WORK INSTRUCTIONS: Please give the data below again in full, exactly as it stands.

Collection entries:
## begin
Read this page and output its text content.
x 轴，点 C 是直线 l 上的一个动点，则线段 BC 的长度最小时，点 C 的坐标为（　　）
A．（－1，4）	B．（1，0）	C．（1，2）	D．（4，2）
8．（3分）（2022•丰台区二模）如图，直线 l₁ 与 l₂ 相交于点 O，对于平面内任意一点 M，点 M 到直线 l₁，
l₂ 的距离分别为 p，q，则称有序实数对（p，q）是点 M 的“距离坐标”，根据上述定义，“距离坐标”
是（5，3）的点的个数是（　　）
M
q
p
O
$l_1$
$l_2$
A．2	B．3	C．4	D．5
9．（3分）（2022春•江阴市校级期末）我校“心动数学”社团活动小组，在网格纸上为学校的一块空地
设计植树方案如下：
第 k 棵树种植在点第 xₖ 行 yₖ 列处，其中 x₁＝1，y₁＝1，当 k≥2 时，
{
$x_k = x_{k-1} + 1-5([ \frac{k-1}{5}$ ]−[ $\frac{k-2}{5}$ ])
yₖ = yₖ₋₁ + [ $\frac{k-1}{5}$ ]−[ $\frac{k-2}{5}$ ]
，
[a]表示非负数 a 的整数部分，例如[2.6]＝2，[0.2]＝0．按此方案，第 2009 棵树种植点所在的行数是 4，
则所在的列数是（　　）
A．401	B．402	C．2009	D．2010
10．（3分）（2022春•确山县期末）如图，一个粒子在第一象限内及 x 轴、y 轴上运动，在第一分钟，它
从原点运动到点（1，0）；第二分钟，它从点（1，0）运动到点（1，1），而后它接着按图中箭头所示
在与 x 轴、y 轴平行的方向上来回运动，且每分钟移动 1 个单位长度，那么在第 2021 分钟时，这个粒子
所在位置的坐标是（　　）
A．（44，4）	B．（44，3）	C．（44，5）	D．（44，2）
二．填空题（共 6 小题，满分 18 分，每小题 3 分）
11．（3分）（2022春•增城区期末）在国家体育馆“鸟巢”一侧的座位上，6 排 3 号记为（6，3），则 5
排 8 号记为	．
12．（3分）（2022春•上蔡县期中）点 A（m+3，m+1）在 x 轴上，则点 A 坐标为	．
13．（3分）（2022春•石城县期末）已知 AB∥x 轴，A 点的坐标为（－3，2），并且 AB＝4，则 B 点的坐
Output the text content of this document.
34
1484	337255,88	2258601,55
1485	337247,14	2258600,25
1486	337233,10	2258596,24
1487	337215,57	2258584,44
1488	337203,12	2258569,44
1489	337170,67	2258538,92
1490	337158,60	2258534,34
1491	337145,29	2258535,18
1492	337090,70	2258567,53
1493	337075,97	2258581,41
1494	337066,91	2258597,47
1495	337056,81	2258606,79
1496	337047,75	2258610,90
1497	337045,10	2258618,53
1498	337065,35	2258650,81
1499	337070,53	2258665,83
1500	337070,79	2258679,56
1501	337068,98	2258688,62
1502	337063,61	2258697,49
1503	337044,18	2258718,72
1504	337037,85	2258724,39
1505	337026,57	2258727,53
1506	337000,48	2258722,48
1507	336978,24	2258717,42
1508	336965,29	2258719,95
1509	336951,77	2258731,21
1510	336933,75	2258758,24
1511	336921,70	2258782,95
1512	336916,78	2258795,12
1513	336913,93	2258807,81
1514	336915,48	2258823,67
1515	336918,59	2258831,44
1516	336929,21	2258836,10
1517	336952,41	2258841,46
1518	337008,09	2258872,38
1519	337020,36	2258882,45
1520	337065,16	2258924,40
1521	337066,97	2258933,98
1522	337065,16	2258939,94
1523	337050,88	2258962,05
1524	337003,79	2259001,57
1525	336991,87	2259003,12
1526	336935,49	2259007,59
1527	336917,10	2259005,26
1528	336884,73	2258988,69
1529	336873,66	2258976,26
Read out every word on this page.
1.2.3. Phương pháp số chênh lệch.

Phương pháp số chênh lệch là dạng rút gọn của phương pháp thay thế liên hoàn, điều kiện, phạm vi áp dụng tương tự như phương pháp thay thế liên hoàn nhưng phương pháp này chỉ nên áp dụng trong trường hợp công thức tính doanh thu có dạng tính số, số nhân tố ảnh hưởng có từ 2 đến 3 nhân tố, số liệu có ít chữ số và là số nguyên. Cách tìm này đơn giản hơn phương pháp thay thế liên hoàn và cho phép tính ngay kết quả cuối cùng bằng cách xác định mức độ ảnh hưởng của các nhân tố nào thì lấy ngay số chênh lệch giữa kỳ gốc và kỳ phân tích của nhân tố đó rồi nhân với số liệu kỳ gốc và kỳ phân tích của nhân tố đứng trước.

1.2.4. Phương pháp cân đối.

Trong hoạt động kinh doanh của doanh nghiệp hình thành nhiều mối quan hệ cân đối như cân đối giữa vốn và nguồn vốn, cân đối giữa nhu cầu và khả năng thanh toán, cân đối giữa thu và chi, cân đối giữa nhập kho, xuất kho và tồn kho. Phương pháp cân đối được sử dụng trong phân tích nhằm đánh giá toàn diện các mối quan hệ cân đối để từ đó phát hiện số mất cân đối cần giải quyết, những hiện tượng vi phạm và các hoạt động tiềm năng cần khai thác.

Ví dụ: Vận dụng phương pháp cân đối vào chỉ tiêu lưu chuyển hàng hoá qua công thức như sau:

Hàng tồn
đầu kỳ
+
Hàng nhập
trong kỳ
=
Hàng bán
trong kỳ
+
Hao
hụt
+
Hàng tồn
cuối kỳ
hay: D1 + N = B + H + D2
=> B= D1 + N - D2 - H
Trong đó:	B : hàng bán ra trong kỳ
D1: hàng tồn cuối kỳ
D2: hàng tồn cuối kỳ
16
## end
OUTPUT:
Read this page and output its text content.
x 轴，点 C 是直线 l 上的一个动点，则线段 BC 的长度最小时，点 C 的坐标为（　　）
A．（－1，4）	B．（1，0）	C．（1，2）	D．（4，2）
8．（3分）（2022•丰台区二模）如图，直线 l₁ 与 l₂ 相交于点 O，对于平面内任意一点 M，点 M 到直线 l₁，
l₂ 的距离分别为 p，q，则称有序实数对（p，q）是点 M 的“距离坐标”，根据上述定义，“距离坐标”
是（5，3）的点的个数是（　　）
M
q
p
O
$l_1$
$l_2$
A．2	B．3	C．4	D．5
9．（3分）（2022春•江阴市校级期末）我校“心动数学”社团活动小组，在网格纸上为学校的一块空地
设计植树方案如下：
第 k 棵树种植在点第 xₖ 行 yₖ 列处，其中 x₁＝1，y₁＝1，当 k≥2 时，
{
$x_k = x_{k-1} + 1-5([ \frac{k-1}{5}$ ]−[ $\frac{k-2}{5}$ ])
yₖ = yₖ₋₁ + [ $\frac{k-1}{5}$ ]−[ $\frac{k-2}{5}$ ]
，
[a]表示非负数 a 的整数部分，例如[2.6]＝2，[0.2]＝0．按此方案，第 2009 棵树种植点所在的行数是 4，
则所在的列数是（　　）
A．401	B．402	C．2009	D．2010
10．（3分）（2022春•确山县期末）如图，一个粒子在第一象限内及 x 轴、y 轴上运动，在第一分钟，它
从原点运动到点（1，0）；第二分钟，它从点（1，0）运动到点（1，1），而后它接着按图中箭头所示
在与 x 轴、y 轴平行的方向上来回运动，且每分钟移动 1 个单位长度，那么在第 2021 分钟时，这个粒子
所在位置的坐标是（　　）
A．（44，4）	B．（44，3）	C．（44，5）	D．（44，2）
二．填空题（共 6 小题，满分 18 分，每小题 3 分）
11．（3分）（2022春•增城区期末）在国家体育馆“鸟巢”一侧的座位上，6 排 3 号记为（6，3），则 5
排 8 号记为	．
12．（3分）（2022春•上蔡县期中）点 A（m+3，m+1）在 x 轴上，则点 A 坐标为	．
13．（3分）（2022春•石城县期末）已知 AB∥x 轴，A 点的坐标为（－3，2），并且 AB＝4，则 B 点的坐
Output the text content of this document.
34
1484	337255,88	2258601,55
1485	337247,14	2258600,25
1486	337233,10	2258596,24
1487	337215,57	2258584,44
1488	337203,12	2258569,44
1489	337170,67	2258538,92
1490	337158,60	2258534,34
1491	337145,29	2258535,18
1492	337090,70	2258567,53
1493	337075,97	2258581,41
1494	337066,91	2258597,47
1495	337056,81	2258606,79
1496	337047,75	2258610,90
1497	337045,10	2258618,53
1498	337065,35	2258650,81
1499	337070,53	2258665,83
1500	337070,79	2258679,56
1501	337068,98	2258688,62
1502	337063,61	2258697,49
1503	337044,18	2258718,72
1504	337037,85	2258724,39
1505	337026,57	2258727,53
1506	337000,48	2258722,48
1507	336978,24	2258717,42
1508	336965,29	2258719,95
1509	336951,77	2258731,21
1510	336933,75	2258758,24
1511	336921,70	2258782,95
1512	336916,78	2258795,12
1513	336913,93	2258807,81
1514	336915,48	2258823,67
1515	336918,59	2258831,44
1516	336929,21	2258836,10
1517	336952,41	2258841,46
1518	337008,09	2258872,38
1519	337020,36	2258882,45
1520	337065,16	2258924,40
1521	337066,97	2258933,98
1522	337065,16	2258939,94
1523	337050,88	2258962,05
1524	337003,79	2259001,57
1525	336991,87	2259003,12
1526	336935,49	2259007,59
1527	336917,10	2259005,26
1528	336884,73	2258988,69
1529	336873,66	2258976,26
Read out every word on this page.
1.2.3. Phương pháp số chênh lệch.

Phương pháp số chênh lệch là dạng rút gọn của phương pháp thay thế liên hoàn, điều kiện, phạm vi áp dụng tương tự như phương pháp thay thế liên hoàn nhưng phương pháp này chỉ nên áp dụng trong trường hợp công thức tính doanh thu có dạng tính số, số nhân tố ảnh hưởng có từ 2 đến 3 nhân tố, số liệu có ít chữ số và là số nguyên. Cách tìm này đơn giản hơn phương pháp thay thế liên hoàn và cho phép tính ngay kết quả cuối cùng bằng cách xác định mức độ ảnh hưởng của các nhân tố nào thì lấy ngay số chênh lệch giữa kỳ gốc và kỳ phân tích của nhân tố đó rồi nhân với số liệu kỳ gốc và kỳ phân tích của nhân tố đứng trước.

1.2.4. Phương pháp cân đối.

Trong hoạt động kinh doanh của doanh nghiệp hình thành nhiều mối quan hệ cân đối như cân đối giữa vốn và nguồn vốn, cân đối giữa nhu cầu và khả năng thanh toán, cân đối giữa thu và chi, cân đối giữa nhập kho, xuất kho và tồn kho. Phương pháp cân đối được sử dụng trong phân tích nhằm đánh giá toàn diện các mối quan hệ cân đối để từ đó phát hiện số mất cân đối cần giải quyết, những hiện tượng vi phạm và các hoạt động tiềm năng cần khai thác.

Ví dụ: Vận dụng phương pháp cân đối vào chỉ tiêu lưu chuyển hàng hoá qua công thức như sau:

Hàng tồn
đầu kỳ
+
Hàng nhập
trong kỳ
=
Hàng bán
trong kỳ
+
Hao
hụt
+
Hàng tồn
cuối kỳ
hay: D1 + N = B + H + D2
=> B= D1 + N - D2 - H
Trong đó:	B : hàng bán ra trong kỳ
D1: hàng tồn cuối kỳ
D2: hàng tồn cuối kỳ
16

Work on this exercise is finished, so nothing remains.